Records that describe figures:

** start **

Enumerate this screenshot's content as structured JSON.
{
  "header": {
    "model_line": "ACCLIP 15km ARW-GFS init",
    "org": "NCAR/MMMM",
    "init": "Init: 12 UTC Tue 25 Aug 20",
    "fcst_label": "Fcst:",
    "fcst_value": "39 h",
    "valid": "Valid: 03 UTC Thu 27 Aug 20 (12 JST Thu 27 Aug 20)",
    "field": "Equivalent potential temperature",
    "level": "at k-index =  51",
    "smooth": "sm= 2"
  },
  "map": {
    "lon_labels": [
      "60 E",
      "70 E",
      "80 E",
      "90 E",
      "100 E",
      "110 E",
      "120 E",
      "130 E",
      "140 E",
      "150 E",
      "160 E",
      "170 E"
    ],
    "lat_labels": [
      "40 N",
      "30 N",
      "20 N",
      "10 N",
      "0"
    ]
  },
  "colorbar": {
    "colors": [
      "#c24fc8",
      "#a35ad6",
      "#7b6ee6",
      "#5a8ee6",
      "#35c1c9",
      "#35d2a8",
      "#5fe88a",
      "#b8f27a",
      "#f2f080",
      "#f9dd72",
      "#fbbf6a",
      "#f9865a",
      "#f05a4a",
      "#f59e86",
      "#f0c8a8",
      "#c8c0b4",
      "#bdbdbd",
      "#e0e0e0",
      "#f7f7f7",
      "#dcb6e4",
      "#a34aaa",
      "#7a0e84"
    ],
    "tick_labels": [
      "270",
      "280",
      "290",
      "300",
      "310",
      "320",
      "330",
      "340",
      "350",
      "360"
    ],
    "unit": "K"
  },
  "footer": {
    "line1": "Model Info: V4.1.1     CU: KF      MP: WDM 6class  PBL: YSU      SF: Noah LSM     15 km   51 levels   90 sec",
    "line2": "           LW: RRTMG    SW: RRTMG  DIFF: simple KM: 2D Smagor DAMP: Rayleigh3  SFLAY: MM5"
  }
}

** end **

DIRECTIONS: Gather each line from the entries above that includes the word "init".

PROBLEM SOLUTION:
    "model_line": "ACCLIP 15km ARW-GFS init",
    "init": "Init: 12 UTC Tue 25 Aug 20",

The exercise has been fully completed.